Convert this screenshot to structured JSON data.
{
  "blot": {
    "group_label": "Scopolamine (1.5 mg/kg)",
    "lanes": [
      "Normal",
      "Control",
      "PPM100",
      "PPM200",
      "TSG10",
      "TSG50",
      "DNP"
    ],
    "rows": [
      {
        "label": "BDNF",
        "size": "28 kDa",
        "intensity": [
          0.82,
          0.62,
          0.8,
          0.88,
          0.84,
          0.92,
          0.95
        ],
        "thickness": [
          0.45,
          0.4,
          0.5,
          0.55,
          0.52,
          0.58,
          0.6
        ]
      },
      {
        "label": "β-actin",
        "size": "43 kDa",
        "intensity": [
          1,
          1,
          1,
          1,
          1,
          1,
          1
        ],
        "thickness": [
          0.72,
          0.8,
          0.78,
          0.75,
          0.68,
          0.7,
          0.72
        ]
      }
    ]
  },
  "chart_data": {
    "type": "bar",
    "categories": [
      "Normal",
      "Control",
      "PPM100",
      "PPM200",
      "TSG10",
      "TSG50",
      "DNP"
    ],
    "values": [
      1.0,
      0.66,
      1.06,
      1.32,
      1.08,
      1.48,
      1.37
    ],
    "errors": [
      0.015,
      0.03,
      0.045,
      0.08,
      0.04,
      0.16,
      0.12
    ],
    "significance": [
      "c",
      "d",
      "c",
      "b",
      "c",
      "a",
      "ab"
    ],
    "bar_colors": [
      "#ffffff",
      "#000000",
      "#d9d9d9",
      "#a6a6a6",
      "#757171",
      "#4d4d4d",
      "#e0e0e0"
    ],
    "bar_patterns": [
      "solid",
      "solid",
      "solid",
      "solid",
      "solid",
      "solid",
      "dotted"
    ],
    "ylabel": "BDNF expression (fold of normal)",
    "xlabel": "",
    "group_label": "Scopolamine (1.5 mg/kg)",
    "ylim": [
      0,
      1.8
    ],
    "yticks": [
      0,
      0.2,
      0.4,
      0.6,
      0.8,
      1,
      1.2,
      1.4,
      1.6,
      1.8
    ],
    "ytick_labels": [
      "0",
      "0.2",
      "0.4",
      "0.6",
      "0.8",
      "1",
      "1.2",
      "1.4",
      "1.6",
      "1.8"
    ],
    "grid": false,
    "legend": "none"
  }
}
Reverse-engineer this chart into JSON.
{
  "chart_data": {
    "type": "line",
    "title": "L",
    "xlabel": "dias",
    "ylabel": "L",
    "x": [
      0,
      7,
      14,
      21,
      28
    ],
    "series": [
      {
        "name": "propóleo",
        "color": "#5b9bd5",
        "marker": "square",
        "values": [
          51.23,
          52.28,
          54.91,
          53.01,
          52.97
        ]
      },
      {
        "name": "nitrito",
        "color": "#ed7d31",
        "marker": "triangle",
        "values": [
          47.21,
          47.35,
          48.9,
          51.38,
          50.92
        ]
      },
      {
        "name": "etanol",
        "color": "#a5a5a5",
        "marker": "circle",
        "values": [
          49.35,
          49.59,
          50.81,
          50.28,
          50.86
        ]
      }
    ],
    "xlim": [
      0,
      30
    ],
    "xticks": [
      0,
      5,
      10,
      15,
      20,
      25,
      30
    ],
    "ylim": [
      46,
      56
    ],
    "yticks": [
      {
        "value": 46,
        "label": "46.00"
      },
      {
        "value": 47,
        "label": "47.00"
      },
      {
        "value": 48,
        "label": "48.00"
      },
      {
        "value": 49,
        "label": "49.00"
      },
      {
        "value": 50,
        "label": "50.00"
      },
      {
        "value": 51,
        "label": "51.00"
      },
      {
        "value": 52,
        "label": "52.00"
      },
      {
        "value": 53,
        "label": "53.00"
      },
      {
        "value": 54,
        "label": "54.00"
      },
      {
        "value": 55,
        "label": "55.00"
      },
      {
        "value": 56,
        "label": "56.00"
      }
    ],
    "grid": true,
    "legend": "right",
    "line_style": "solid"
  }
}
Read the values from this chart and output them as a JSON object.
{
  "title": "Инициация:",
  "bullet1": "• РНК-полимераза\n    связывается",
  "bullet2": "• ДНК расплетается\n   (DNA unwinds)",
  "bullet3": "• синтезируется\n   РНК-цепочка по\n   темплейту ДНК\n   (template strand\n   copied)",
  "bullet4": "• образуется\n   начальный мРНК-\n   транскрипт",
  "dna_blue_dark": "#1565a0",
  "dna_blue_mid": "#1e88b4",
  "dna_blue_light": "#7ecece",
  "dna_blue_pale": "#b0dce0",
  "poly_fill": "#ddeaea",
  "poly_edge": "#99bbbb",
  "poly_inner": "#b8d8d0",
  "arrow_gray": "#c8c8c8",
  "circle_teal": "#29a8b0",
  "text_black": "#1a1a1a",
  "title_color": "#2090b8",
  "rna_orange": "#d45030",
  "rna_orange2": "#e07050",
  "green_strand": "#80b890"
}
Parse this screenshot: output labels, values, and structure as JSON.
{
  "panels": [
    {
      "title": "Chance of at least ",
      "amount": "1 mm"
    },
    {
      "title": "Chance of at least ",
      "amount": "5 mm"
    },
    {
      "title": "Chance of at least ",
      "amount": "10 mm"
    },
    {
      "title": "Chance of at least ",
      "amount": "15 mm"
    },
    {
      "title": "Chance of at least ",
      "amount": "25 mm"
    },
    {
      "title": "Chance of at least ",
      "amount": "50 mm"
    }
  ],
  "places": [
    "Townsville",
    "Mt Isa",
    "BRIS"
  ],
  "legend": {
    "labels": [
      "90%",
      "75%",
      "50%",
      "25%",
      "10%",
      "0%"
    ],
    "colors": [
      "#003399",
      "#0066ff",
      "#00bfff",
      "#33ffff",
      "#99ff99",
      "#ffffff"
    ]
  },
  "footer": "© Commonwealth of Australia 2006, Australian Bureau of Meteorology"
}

○ ○ ○

- REQUIREMENTS -
Repeat the data precisely, line by line.

- TASK RESULT -
Convert this screenshot to structured JSON data.
{
  "blot": {
    "group_label": "Scopolamine (1.5 mg/kg)",
    "lanes": [
      "Normal",
      "Control",
      "PPM100",
      "PPM200",
      "TSG10",
      "TSG50",
      "DNP"
    ],
    "rows": [
      {
        "label": "BDNF",
        "size": "28 kDa",
        "intensity": [
          0.82,
          0.62,
          0.8,
          0.88,
          0.84,
          0.92,
          0.95
        ],
        "thickness": [
          0.45,
          0.4,
          0.5,
          0.55,
          0.52,
          0.58,
          0.6
        ]
      },
      {
        "label": "β-actin",
        "size": "43 kDa",
        "intensity": [
          1,
          1,
          1,
          1,
          1,
          1,
          1
        ],
        "thickness": [
          0.72,
          0.8,
          0.78,
          0.75,
          0.68,
          0.7,
          0.72
        ]
      }
    ]
  },
  "chart_data": {
    "type": "bar",
    "categories": [
      "Normal",
      "Control",
      "PPM100",
      "PPM200",
      "TSG10",
      "TSG50",
      "DNP"
    ],
    "values": [
      1.0,
      0.66,
      1.06,
      1.32,
      1.08,
      1.48,
      1.37
    ],
    "errors": [
      0.015,
      0.03,
      0.045,
      0.08,
      0.04,
      0.16,
      0.12
    ],
    "significance": [
      "c",
      "d",
      "c",
      "b",
      "c",
      "a",
      "ab"
    ],
    "bar_colors": [
      "#ffffff",
      "#000000",
      "#d9d9d9",
      "#a6a6a6",
      "#757171",
      "#4d4d4d",
      "#e0e0e0"
    ],
    "bar_patterns": [
      "solid",
      "solid",
      "solid",
      "solid",
      "solid",
      "solid",
      "dotted"
    ],
    "ylabel": "BDNF expression (fold of normal)",
    "xlabel": "",
    "group_label": "Scopolamine (1.5 mg/kg)",
    "ylim": [
      0,
      1.8
    ],
    "yticks": [
      0,
      0.2,
      0.4,
      0.6,
      0.8,
      1,
      1.2,
      1.4,
      1.6,
      1.8
    ],
    "ytick_labels": [
      "0",
      "0.2",
      "0.4",
      "0.6",
      "0.8",
      "1",
      "1.2",
      "1.4",
      "1.6",
      "1.8"
    ],
    "grid": false,
    "legend": "none"
  }
}
Reverse-engineer this chart into JSON.
{
  "chart_data": {
    "type": "line",
    "title": "L",
    "xlabel": "dias",
    "ylabel": "L",
    "x": [
      0,
      7,
      14,
      21,
      28
    ],
    "series": [
      {
        "name": "propóleo",
        "color": "#5b9bd5",
        "marker": "square",
        "values": [
          51.23,
          52.28,
          54.91,
          53.01,
          52.97
        ]
      },
      {
        "name": "nitrito",
        "color": "#ed7d31",
        "marker": "triangle",
        "values": [
          47.21,
          47.35,
          48.9,
          51.38,
          50.92
        ]
      },
      {
        "name": "etanol",
        "color": "#a5a5a5",
        "marker": "circle",
        "values": [
          49.35,
          49.59,
          50.81,
          50.28,
          50.86
        ]
      }
    ],
    "xlim": [
      0,
      30
    ],
    "xticks": [
      0,
      5,
      10,
      15,
      20,
      25,
      30
    ],
    "ylim": [
      46,
      56
    ],
    "yticks": [
      {
        "value": 46,
        "label": "46.00"
      },
      {
        "value": 47,
        "label": "47.00"
      },
      {
        "value": 48,
        "label": "48.00"
      },
      {
        "value": 49,
        "label": "49.00"
      },
      {
        "value": 50,
        "label": "50.00"
      },
      {
        "value": 51,
        "label": "51.00"
      },
      {
        "value": 52,
        "label": "52.00"
      },
      {
        "value": 53,
        "label": "53.00"
      },
      {
        "value": 54,
        "label": "54.00"
      },
      {
        "value": 55,
        "label": "55.00"
      },
      {
        "value": 56,
        "label": "56.00"
      }
    ],
    "grid": true,
    "legend": "right",
    "line_style": "solid"
  }
}
Read the values from this chart and output them as a JSON object.
{
  "title": "Инициация:",
  "bullet1": "• РНК-полимераза\n    связывается",
  "bullet2": "• ДНК расплетается\n   (DNA unwinds)",
  "bullet3": "• синтезируется\n   РНК-цепочка по\n   темплейту ДНК\n   (template strand\n   copied)",
  "bullet4": "• образуется\n   начальный мРНК-\n   транскрипт",
  "dna_blue_dark": "#1565a0",
  "dna_blue_mid": "#1e88b4",
  "dna_blue_light": "#7ecece",
  "dna_blue_pale": "#b0dce0",
  "poly_fill": "#ddeaea",
  "poly_edge": "#99bbbb",
  "poly_inner": "#b8d8d0",
  "arrow_gray": "#c8c8c8",
  "circle_teal": "#29a8b0",
  "text_black": "#1a1a1a",
  "title_color": "#2090b8",
  "rna_orange": "#d45030",
  "rna_orange2": "#e07050",
  "green_strand": "#80b890"
}
Parse this screenshot: output labels, values, and structure as JSON.
{
  "panels": [
    {
      "title": "Chance of at least ",
      "amount": "1 mm"
    },
    {
      "title": "Chance of at least ",
      "amount": "5 mm"
    },
    {
      "title": "Chance of at least ",
      "amount": "10 mm"
    },
    {
      "title": "Chance of at least ",
      "amount": "15 mm"
    },
    {
      "title": "Chance of at least ",
      "amount": "25 mm"
    },
    {
      "title": "Chance of at least ",
      "amount": "50 mm"
    }
  ],
  "places": [
    "Townsville",
    "Mt Isa",
    "BRIS"
  ],
  "legend": {
    "labels": [
      "90%",
      "75%",
      "50%",
      "25%",
      "10%",
      "0%"
    ],
    "colors": [
      "#003399",
      "#0066ff",
      "#00bfff",
      "#33ffff",
      "#99ff99",
      "#ffffff"
    ]
  },
  "footer": "© Commonwealth of Australia 2006, Australian Bureau of Meteorology"
}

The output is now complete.